SET PROBLEM:
Where a line holds "mettre", copy it.

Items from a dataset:
** start **

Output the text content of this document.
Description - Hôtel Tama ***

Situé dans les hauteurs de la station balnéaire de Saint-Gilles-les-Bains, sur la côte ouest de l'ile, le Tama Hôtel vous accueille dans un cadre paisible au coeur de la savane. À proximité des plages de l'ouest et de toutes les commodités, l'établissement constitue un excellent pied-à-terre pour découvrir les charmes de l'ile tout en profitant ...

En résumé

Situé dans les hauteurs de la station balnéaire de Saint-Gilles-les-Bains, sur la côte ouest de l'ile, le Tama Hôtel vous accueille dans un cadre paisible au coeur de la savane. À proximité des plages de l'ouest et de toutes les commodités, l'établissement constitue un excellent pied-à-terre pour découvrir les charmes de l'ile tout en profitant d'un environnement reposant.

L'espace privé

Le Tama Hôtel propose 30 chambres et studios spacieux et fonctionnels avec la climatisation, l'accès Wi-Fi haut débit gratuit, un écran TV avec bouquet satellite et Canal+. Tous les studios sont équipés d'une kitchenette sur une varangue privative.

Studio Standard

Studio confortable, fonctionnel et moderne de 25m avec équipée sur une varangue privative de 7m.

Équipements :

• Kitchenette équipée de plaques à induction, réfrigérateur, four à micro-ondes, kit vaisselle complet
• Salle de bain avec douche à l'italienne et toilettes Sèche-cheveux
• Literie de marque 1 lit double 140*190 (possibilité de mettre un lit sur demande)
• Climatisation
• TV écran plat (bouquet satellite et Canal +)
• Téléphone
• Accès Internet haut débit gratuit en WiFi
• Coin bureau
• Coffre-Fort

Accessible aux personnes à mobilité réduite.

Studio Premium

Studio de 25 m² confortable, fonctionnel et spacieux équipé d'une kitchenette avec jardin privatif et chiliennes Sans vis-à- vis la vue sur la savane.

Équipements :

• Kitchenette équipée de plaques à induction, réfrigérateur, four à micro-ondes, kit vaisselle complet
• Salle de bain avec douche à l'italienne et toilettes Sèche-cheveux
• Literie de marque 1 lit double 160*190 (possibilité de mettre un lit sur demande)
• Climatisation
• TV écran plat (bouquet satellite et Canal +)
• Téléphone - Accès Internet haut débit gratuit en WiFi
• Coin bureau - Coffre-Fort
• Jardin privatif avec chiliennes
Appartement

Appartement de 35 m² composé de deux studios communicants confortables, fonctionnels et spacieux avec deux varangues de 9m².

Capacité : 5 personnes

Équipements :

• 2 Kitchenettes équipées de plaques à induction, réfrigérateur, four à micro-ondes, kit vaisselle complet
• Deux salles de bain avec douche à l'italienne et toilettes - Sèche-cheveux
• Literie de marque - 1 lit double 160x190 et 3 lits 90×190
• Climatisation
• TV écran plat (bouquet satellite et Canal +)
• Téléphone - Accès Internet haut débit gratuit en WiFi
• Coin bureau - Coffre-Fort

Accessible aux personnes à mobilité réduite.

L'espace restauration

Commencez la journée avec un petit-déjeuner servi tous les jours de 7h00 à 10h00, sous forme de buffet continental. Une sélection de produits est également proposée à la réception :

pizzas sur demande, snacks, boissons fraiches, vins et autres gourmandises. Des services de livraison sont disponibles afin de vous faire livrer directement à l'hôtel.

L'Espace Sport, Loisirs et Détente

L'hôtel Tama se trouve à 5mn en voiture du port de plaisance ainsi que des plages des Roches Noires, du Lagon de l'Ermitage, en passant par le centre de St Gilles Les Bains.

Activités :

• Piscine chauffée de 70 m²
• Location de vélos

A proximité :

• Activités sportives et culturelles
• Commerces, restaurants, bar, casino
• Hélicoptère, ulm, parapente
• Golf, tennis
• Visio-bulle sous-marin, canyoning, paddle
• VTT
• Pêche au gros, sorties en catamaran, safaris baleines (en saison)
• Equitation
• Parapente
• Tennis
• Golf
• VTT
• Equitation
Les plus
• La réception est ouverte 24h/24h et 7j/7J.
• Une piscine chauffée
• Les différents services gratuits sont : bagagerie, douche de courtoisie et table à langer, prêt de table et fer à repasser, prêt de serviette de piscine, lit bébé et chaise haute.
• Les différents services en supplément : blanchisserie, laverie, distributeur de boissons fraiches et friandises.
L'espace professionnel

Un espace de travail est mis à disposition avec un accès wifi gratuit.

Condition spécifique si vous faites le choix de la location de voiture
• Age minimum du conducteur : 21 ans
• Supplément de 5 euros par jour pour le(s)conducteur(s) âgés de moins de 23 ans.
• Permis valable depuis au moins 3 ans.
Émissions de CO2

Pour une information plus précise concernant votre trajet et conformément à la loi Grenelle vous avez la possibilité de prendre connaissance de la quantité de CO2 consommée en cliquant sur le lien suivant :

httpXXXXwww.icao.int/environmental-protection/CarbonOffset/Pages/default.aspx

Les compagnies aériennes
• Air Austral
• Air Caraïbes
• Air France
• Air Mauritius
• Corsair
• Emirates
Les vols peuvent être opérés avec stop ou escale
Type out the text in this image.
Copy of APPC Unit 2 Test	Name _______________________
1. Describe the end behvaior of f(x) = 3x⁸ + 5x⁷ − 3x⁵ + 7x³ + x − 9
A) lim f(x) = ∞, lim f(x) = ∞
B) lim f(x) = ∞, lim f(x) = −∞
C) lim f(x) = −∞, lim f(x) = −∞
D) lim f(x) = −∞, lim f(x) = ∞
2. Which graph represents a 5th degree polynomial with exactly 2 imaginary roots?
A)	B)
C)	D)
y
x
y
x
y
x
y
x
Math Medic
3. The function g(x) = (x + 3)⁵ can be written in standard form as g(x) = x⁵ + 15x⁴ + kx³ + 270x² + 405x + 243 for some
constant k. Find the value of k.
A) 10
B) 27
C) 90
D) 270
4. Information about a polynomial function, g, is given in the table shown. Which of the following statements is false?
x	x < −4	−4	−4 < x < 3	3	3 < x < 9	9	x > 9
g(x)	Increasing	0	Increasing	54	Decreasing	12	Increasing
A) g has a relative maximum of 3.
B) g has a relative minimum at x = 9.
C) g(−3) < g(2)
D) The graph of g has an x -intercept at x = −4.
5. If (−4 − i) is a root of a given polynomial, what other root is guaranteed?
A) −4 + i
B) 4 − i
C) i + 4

** end **

RIGHT ANSWER:
• Literie de marque 1 lit double 140*190 (possibilité de mettre un lit sur demande)
• Literie de marque 1 lit double 160*190 (possibilité de mettre un lit sur demande)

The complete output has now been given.